- **EXERCISE DETAILS**
Please retype the records below exactly, leaving out any pictures.

- **EXERCISE DATA**
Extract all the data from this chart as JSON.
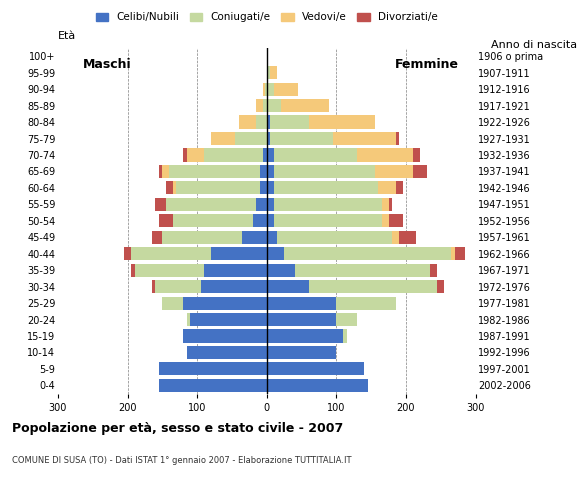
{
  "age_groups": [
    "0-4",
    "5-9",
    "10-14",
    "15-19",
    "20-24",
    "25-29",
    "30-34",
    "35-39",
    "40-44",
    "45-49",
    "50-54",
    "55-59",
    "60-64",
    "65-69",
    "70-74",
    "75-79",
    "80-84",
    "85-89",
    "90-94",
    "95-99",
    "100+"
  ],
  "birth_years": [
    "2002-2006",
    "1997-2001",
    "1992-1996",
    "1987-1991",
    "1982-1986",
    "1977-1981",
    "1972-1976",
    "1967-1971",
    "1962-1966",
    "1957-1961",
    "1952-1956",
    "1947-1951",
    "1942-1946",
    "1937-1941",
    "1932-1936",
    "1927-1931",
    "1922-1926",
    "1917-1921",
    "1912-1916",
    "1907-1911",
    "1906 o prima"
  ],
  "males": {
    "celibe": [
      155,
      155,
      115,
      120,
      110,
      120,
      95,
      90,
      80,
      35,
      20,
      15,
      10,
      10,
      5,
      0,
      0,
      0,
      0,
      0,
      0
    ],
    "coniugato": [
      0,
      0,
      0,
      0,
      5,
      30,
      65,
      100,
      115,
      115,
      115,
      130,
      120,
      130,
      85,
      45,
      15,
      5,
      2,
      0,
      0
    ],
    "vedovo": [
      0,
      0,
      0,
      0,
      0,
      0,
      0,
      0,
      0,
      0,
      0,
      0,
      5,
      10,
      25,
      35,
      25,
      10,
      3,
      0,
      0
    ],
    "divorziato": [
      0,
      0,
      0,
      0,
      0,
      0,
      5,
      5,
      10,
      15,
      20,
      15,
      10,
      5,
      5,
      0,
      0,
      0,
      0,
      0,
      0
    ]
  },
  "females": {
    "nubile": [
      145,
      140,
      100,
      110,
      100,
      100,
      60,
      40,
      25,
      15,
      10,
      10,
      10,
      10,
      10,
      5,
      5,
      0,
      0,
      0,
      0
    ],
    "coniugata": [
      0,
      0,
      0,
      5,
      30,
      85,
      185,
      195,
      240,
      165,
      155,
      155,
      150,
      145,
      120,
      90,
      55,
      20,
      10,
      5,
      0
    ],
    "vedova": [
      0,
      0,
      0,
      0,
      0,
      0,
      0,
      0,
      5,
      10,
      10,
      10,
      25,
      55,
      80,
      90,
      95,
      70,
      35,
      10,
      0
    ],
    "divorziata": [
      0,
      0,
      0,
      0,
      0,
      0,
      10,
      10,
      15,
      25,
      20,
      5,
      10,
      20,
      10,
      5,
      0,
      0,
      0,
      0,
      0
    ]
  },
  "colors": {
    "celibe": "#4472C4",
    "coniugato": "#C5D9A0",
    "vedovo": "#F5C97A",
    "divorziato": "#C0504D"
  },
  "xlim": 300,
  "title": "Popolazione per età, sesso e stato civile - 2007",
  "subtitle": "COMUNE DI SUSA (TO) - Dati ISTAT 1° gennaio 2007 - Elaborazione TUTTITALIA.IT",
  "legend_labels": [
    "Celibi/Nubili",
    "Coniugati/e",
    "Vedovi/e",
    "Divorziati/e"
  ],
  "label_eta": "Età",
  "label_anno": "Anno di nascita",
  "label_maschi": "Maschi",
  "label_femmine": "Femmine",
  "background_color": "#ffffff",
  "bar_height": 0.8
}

- **EXPECTED ANSWER**
Extract all the data from this chart as JSON.
{
  "age_groups": [
    "0-4",
    "5-9",
    "10-14",
    "15-19",
    "20-24",
    "25-29",
    "30-34",
    "35-39",
    "40-44",
    "45-49",
    "50-54",
    "55-59",
    "60-64",
    "65-69",
    "70-74",
    "75-79",
    "80-84",
    "85-89",
    "90-94",
    "95-99",
    "100+"
  ],
  "birth_years": [
    "2002-2006",
    "1997-2001",
    "1992-1996",
    "1987-1991",
    "1982-1986",
    "1977-1981",
    "1972-1976",
    "1967-1971",
    "1962-1966",
    "1957-1961",
    "1952-1956",
    "1947-1951",
    "1942-1946",
    "1937-1941",
    "1932-1936",
    "1927-1931",
    "1922-1926",
    "1917-1921",
    "1912-1916",
    "1907-1911",
    "1906 o prima"
  ],
  "males": {
    "celibe": [
      155,
      155,
      115,
      120,
      110,
      120,
      95,
      90,
      80,
      35,
      20,
      15,
      10,
      10,
      5,
      0,
      0,
      0,
      0,
      0,
      0
    ],
    "coniugato": [
      0,
      0,
      0,
      0,
      5,
      30,
      65,
      100,
      115,
      115,
      115,
      130,
      120,
      130,
      85,
      45,
      15,
      5,
      2,
      0,
      0
    ],
    "vedovo": [
      0,
      0,
      0,
      0,
      0,
      0,
      0,
      0,
      0,
      0,
      0,
      0,
      5,
      10,
      25,
      35,
      25,
      10,
      3,
      0,
      0
    ],
    "divorziato": [
      0,
      0,
      0,
      0,
      0,
      0,
      5,
      5,
      10,
      15,
      20,
      15,
      10,
      5,
      5,
      0,
      0,
      0,
      0,
      0,
      0
    ]
  },
  "females": {
    "nubile": [
      145,
      140,
      100,
      110,
      100,
      100,
      60,
      40,
      25,
      15,
      10,
      10,
      10,
      10,
      10,
      5,
      5,
      0,
      0,
      0,
      0
    ],
    "coniugata": [
      0,
      0,
      0,
      5,
      30,
      85,
      185,
      195,
      240,
      165,
      155,
      155,
      150,
      145,
      120,
      90,
      55,
      20,
      10,
      5,
      0
    ],
    "vedova": [
      0,
      0,
      0,
      0,
      0,
      0,
      0,
      0,
      5,
      10,
      10,
      10,
      25,
      55,
      80,
      90,
      95,
      70,
      35,
      10,
      0
    ],
    "divorziata": [
      0,
      0,
      0,
      0,
      0,
      0,
      10,
      10,
      15,
      25,
      20,
      5,
      10,
      20,
      10,
      5,
      0,
      0,
      0,
      0,
      0
    ]
  },
  "colors": {
    "celibe": "#4472C4",
    "coniugato": "#C5D9A0",
    "vedovo": "#F5C97A",
    "divorziato": "#C0504D"
  },
  "xlim": 300,
  "title": "Popolazione per età, sesso e stato civile - 2007",
  "subtitle": "COMUNE DI SUSA (TO) - Dati ISTAT 1° gennaio 2007 - Elaborazione TUTTITALIA.IT",
  "legend_labels": [
    "Celibi/Nubili",
    "Coniugati/e",
    "Vedovi/e",
    "Divorziati/e"
  ],
  "label_eta": "Età",
  "label_anno": "Anno di nascita",
  "label_maschi": "Maschi",
  "label_femmine": "Femmine",
  "background_color": "#ffffff",
  "bar_height": 0.8
}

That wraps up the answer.